*Stated task:*
Please list all lines of the material below in which the string "plain" occurs.

──────────────────────────────

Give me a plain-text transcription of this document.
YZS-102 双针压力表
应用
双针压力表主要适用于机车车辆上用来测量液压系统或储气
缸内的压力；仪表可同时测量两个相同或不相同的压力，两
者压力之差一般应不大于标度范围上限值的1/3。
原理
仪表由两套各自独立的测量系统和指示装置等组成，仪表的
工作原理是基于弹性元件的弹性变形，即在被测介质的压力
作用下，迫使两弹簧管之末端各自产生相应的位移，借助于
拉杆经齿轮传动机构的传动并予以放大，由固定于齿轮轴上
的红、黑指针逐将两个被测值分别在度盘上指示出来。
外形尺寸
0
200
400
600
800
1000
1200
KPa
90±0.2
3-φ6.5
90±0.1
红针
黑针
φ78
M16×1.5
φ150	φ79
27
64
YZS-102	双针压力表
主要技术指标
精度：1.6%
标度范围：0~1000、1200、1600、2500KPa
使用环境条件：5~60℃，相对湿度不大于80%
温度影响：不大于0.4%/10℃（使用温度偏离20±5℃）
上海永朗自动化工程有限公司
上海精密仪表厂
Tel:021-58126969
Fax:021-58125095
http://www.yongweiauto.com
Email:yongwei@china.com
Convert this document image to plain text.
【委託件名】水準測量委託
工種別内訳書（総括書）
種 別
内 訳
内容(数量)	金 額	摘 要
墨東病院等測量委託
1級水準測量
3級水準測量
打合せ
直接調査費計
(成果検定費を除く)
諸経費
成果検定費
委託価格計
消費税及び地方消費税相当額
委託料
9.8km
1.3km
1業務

──────────────────────────────

*Answer to this task:*
Give me a plain-text transcription of this document.
Convert this document image to plain text.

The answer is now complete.